[Dataset items]
----

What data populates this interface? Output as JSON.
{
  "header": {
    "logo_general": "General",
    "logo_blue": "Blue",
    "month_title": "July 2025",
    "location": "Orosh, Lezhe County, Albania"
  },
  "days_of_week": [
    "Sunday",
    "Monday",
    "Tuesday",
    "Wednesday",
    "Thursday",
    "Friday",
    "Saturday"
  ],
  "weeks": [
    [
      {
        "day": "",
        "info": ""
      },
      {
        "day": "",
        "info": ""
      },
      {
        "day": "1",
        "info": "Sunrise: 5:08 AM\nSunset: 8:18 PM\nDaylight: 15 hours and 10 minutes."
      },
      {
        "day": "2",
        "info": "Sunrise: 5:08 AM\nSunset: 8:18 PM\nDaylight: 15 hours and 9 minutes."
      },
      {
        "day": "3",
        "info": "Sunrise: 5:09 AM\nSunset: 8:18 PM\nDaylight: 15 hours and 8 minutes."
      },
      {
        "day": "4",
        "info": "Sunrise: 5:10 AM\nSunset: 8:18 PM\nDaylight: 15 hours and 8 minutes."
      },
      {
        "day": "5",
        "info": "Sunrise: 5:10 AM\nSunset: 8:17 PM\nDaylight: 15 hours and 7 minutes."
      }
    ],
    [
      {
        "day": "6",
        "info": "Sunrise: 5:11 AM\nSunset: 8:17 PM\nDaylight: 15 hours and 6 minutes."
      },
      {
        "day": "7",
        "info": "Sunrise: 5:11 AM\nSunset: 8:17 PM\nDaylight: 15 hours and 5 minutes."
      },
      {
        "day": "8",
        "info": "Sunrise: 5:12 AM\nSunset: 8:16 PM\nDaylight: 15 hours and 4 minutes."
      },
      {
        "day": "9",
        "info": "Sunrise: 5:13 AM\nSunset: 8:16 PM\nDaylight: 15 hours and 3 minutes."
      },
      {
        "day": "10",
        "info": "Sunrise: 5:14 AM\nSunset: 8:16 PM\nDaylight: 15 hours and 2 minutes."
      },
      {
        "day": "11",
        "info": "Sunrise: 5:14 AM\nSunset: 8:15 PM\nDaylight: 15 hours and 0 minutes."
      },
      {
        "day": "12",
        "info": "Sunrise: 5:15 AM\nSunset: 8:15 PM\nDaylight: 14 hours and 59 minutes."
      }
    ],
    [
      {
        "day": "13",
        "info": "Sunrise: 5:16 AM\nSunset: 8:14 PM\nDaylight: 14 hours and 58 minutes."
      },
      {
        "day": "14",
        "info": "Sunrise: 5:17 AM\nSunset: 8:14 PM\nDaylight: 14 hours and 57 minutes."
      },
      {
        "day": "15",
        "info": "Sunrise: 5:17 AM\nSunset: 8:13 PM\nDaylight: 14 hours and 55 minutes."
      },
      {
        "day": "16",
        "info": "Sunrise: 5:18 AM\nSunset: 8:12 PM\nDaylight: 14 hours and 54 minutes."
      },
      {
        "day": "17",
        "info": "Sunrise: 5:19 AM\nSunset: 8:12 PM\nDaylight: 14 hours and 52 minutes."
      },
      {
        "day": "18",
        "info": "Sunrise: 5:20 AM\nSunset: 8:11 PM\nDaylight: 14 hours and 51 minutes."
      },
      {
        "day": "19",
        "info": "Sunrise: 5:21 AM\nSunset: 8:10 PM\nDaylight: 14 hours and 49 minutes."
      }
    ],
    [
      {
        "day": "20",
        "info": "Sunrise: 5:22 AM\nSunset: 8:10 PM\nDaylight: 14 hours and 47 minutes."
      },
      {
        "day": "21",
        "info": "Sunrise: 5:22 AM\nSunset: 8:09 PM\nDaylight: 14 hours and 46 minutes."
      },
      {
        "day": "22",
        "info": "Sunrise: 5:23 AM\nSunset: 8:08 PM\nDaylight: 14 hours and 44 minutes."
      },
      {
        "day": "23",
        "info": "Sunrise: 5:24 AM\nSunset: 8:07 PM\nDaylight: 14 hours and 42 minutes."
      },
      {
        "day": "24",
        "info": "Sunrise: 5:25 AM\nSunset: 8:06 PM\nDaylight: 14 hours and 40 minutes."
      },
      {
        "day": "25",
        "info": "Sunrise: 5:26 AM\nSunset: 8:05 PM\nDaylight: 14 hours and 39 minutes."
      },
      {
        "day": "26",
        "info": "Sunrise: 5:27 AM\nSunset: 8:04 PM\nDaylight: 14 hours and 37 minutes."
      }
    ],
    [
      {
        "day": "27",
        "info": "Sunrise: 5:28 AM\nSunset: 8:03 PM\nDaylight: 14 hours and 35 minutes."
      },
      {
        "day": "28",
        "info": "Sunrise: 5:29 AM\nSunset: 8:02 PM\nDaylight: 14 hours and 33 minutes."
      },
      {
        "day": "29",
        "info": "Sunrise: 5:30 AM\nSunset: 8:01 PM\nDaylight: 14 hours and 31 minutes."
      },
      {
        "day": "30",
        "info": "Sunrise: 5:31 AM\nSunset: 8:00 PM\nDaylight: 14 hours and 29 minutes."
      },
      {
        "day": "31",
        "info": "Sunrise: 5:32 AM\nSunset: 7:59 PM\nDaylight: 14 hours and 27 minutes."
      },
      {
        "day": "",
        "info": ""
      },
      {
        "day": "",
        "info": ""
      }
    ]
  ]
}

----

(WHAT IS EXPECTED) Give the material above again, word for word.

(RESULT)
What data populates this interface? Output as JSON.
{
  "header": {
    "logo_general": "General",
    "logo_blue": "Blue",
    "month_title": "July 2025",
    "location": "Orosh, Lezhe County, Albania"
  },
  "days_of_week": [
    "Sunday",
    "Monday",
    "Tuesday",
    "Wednesday",
    "Thursday",
    "Friday",
    "Saturday"
  ],
  "weeks": [
    [
      {
        "day": "",
        "info": ""
      },
      {
        "day": "",
        "info": ""
      },
      {
        "day": "1",
        "info": "Sunrise: 5:08 AM\nSunset: 8:18 PM\nDaylight: 15 hours and 10 minutes."
      },
      {
        "day": "2",
        "info": "Sunrise: 5:08 AM\nSunset: 8:18 PM\nDaylight: 15 hours and 9 minutes."
      },
      {
        "day": "3",
        "info": "Sunrise: 5:09 AM\nSunset: 8:18 PM\nDaylight: 15 hours and 8 minutes."
      },
      {
        "day": "4",
        "info": "Sunrise: 5:10 AM\nSunset: 8:18 PM\nDaylight: 15 hours and 8 minutes."
      },
      {
        "day": "5",
        "info": "Sunrise: 5:10 AM\nSunset: 8:17 PM\nDaylight: 15 hours and 7 minutes."
      }
    ],
    [
      {
        "day": "6",
        "info": "Sunrise: 5:11 AM\nSunset: 8:17 PM\nDaylight: 15 hours and 6 minutes."
      },
      {
        "day": "7",
        "info": "Sunrise: 5:11 AM\nSunset: 8:17 PM\nDaylight: 15 hours and 5 minutes."
      },
      {
        "day": "8",
        "info": "Sunrise: 5:12 AM\nSunset: 8:16 PM\nDaylight: 15 hours and 4 minutes."
      },
      {
        "day": "9",
        "info": "Sunrise: 5:13 AM\nSunset: 8:16 PM\nDaylight: 15 hours and 3 minutes."
      },
      {
        "day": "10",
        "info": "Sunrise: 5:14 AM\nSunset: 8:16 PM\nDaylight: 15 hours and 2 minutes."
      },
      {
        "day": "11",
        "info": "Sunrise: 5:14 AM\nSunset: 8:15 PM\nDaylight: 15 hours and 0 minutes."
      },
      {
        "day": "12",
        "info": "Sunrise: 5:15 AM\nSunset: 8:15 PM\nDaylight: 14 hours and 59 minutes."
      }
    ],
    [
      {
        "day": "13",
        "info": "Sunrise: 5:16 AM\nSunset: 8:14 PM\nDaylight: 14 hours and 58 minutes."
      },
      {
        "day": "14",
        "info": "Sunrise: 5:17 AM\nSunset: 8:14 PM\nDaylight: 14 hours and 57 minutes."
      },
      {
        "day": "15",
        "info": "Sunrise: 5:17 AM\nSunset: 8:13 PM\nDaylight: 14 hours and 55 minutes."
      },
      {
        "day": "16",
        "info": "Sunrise: 5:18 AM\nSunset: 8:12 PM\nDaylight: 14 hours and 54 minutes."
      },
      {
        "day": "17",
        "info": "Sunrise: 5:19 AM\nSunset: 8:12 PM\nDaylight: 14 hours and 52 minutes."
      },
      {
        "day": "18",
        "info": "Sunrise: 5:20 AM\nSunset: 8:11 PM\nDaylight: 14 hours and 51 minutes."
      },
      {
        "day": "19",
        "info": "Sunrise: 5:21 AM\nSunset: 8:10 PM\nDaylight: 14 hours and 49 minutes."
      }
    ],
    [
      {
        "day": "20",
        "info": "Sunrise: 5:22 AM\nSunset: 8:10 PM\nDaylight: 14 hours and 47 minutes."
      },
      {
        "day": "21",
        "info": "Sunrise: 5:22 AM\nSunset: 8:09 PM\nDaylight: 14 hours and 46 minutes."
      },
      {
        "day": "22",
        "info": "Sunrise: 5:23 AM\nSunset: 8:08 PM\nDaylight: 14 hours and 44 minutes."
      },
      {
        "day": "23",
        "info": "Sunrise: 5:24 AM\nSunset: 8:07 PM\nDaylight: 14 hours and 42 minutes."
      },
      {
        "day": "24",
        "info": "Sunrise: 5:25 AM\nSunset: 8:06 PM\nDaylight: 14 hours and 40 minutes."
      },
      {
        "day": "25",
        "info": "Sunrise: 5:26 AM\nSunset: 8:05 PM\nDaylight: 14 hours and 39 minutes."
      },
      {
        "day": "26",
        "info": "Sunrise: 5:27 AM\nSunset: 8:04 PM\nDaylight: 14 hours and 37 minutes."
      }
    ],
    [
      {
        "day": "27",
        "info": "Sunrise: 5:28 AM\nSunset: 8:03 PM\nDaylight: 14 hours and 35 minutes."
      },
      {
        "day": "28",
        "info": "Sunrise: 5:29 AM\nSunset: 8:02 PM\nDaylight: 14 hours and 33 minutes."
      },
      {
        "day": "29",
        "info": "Sunrise: 5:30 AM\nSunset: 8:01 PM\nDaylight: 14 hours and 31 minutes."
      },
      {
        "day": "30",
        "info": "Sunrise: 5:31 AM\nSunset: 8:00 PM\nDaylight: 14 hours and 29 minutes."
      },
      {
        "day": "31",
        "info": "Sunrise: 5:32 AM\nSunset: 7:59 PM\nDaylight: 14 hours and 27 minutes."
      },
      {
        "day": "",
        "info": ""
      },
      {
        "day": "",
        "info": ""
      }
    ]
  ]
}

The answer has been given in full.